→ **TASK PROMPT**
Please retype the records below exactly, leaving out any pictures.

→ **INPUT RECORDS**
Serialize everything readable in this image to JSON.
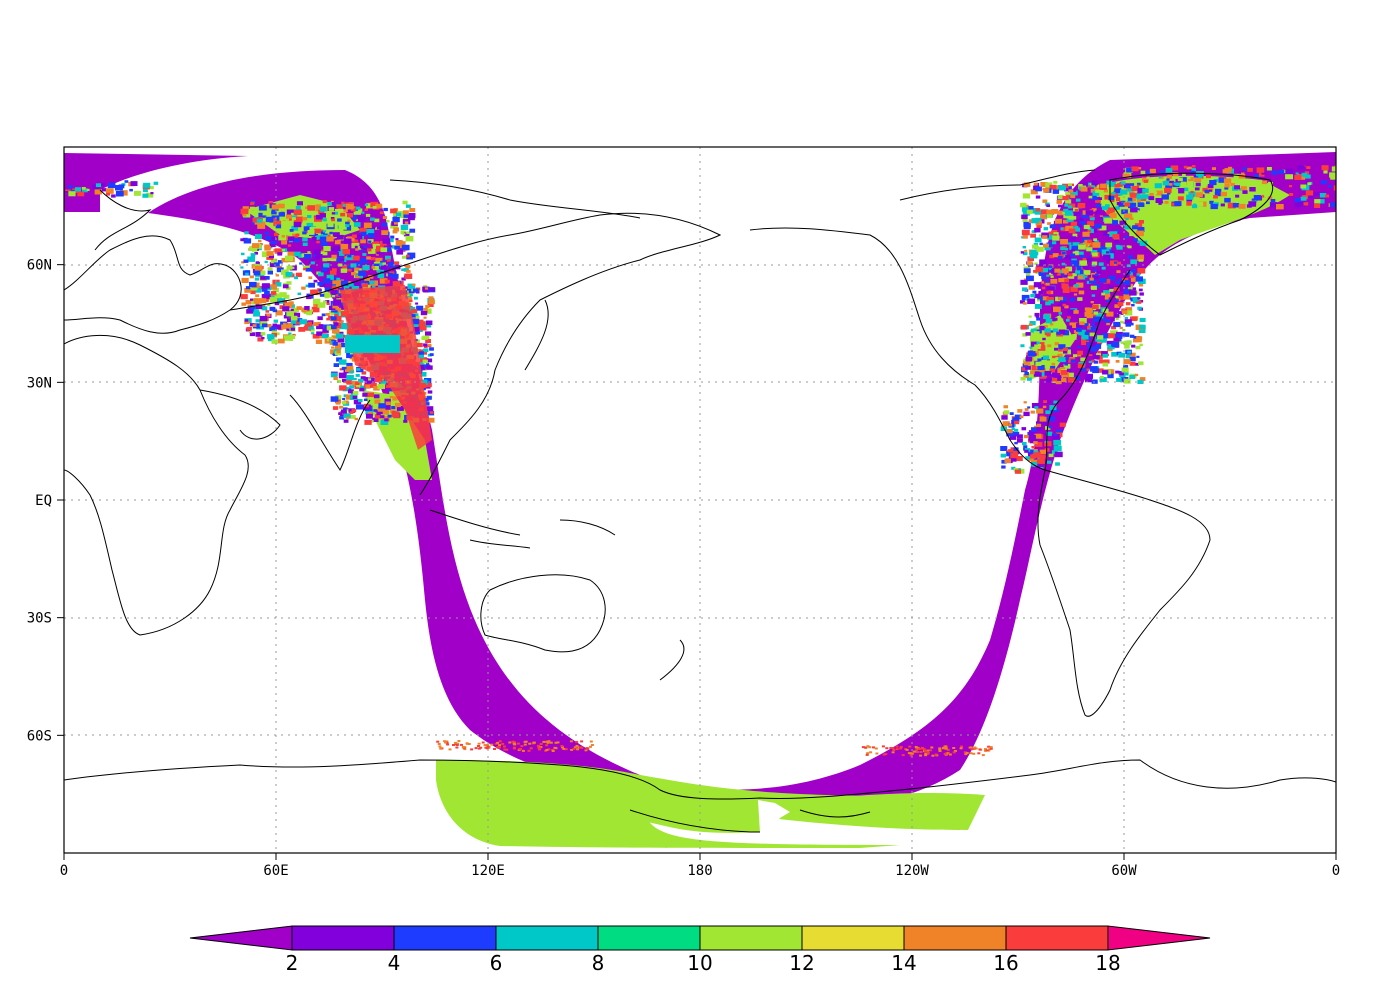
{
  "map": {
    "projection": "cylindrical equidistant",
    "lon_range": [
      0,
      360
    ],
    "lat_range": [
      -90,
      90
    ],
    "grid": "dotted",
    "x_ticks": [
      {
        "lon": 0,
        "label": "0"
      },
      {
        "lon": 60,
        "label": "60E"
      },
      {
        "lon": 120,
        "label": "120E"
      },
      {
        "lon": 180,
        "label": "180"
      },
      {
        "lon": 240,
        "label": "120W"
      },
      {
        "lon": 300,
        "label": "60W"
      },
      {
        "lon": 360,
        "label": "0"
      }
    ],
    "y_ticks": [
      {
        "lat": 60,
        "label": "60N"
      },
      {
        "lat": 30,
        "label": "30N"
      },
      {
        "lat": 0,
        "label": "EQ"
      },
      {
        "lat": -30,
        "label": "30S"
      },
      {
        "lat": -60,
        "label": "60S"
      }
    ]
  },
  "colorbar": {
    "labels": [
      "2",
      "4",
      "6",
      "8",
      "10",
      "12",
      "14",
      "16",
      "18"
    ],
    "colors": [
      "#a000c8",
      "#8200dc",
      "#1e3cff",
      "#00c8c8",
      "#00dc82",
      "#a0e632",
      "#e6dc32",
      "#f08228",
      "#fa3c3c",
      "#f00082"
    ],
    "extend": "both"
  },
  "swath": {
    "background_class_color": "#a000c8",
    "land_class_color": "#a0e632",
    "ice_class_color": "#a0e632",
    "noise_colors": [
      "#8200dc",
      "#1e3cff",
      "#00c8c8",
      "#a0e632",
      "#fa3c3c",
      "#f08228"
    ]
  }
}
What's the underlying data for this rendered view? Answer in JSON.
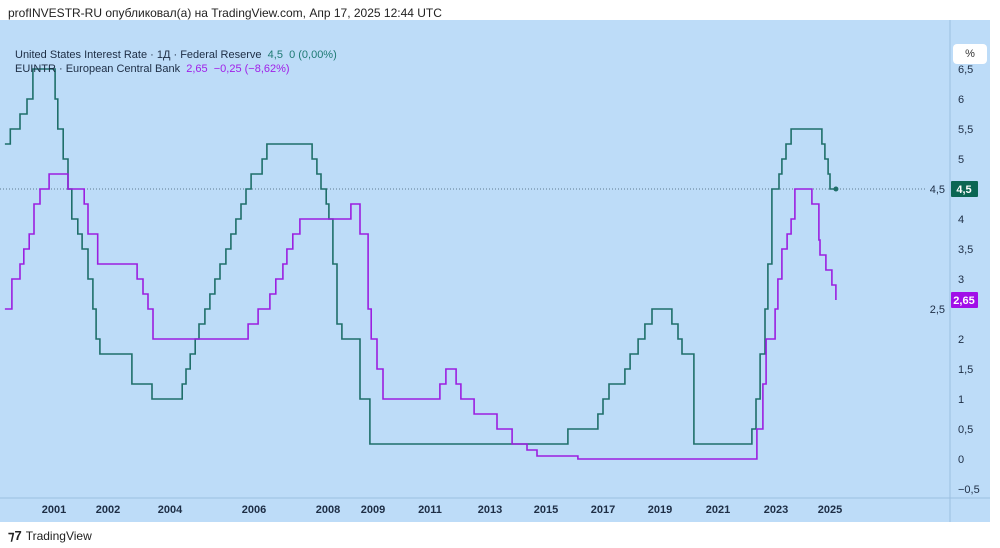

→ **ANSWER TO THE TASK**
Serialize everything readable in this image to JSON.
{
  "map": {
    "projection": "cylindrical equidistant",
    "lon_range": [
      0,
      360
    ],
    "lat_range": [
      -90,
      90
    ],
    "grid": "dotted",
    "x_ticks": [
      {
        "lon": 0,
        "label": "0"
      },
      {
        "lon": 60,
        "label": "60E"
      },
      {
        "lon": 120,
        "label": "120E"
      },
      {
        "lon": 180,
        "label": "180"
      },
      {
        "lon": 240,
        "label": "120W"
      },
      {
        "lon": 300,
        "label": "60W"
      },
      {
        "lon": 360,
        "label": "0"
      }
    ],
    "y_ticks": [
      {
        "lat": 60,
        "label": "60N"
      },
      {
        "lat": 30,
        "label": "30N"
      },
      {
        "lat": 0,
        "label": "EQ"
      },
      {
        "lat": -30,
        "label": "30S"
      },
      {
        "lat": -60,
        "label": "60S"
      }
    ]
  },
  "colorbar": {
    "labels": [
      "2",
      "4",
      "6",
      "8",
      "10",
      "12",
      "14",
      "16",
      "18"
    ],
    "colors": [
      "#a000c8",
      "#8200dc",
      "#1e3cff",
      "#00c8c8",
      "#00dc82",
      "#a0e632",
      "#e6dc32",
      "#f08228",
      "#fa3c3c",
      "#f00082"
    ],
    "extend": "both"
  },
  "swath": {
    "background_class_color": "#a000c8",
    "land_class_color": "#a0e632",
    "ice_class_color": "#a0e632",
    "noise_colors": [
      "#8200dc",
      "#1e3cff",
      "#00c8c8",
      "#a0e632",
      "#fa3c3c",
      "#f08228"
    ]
  }
}
What's the underlying data for this rendered view? Answer in JSON.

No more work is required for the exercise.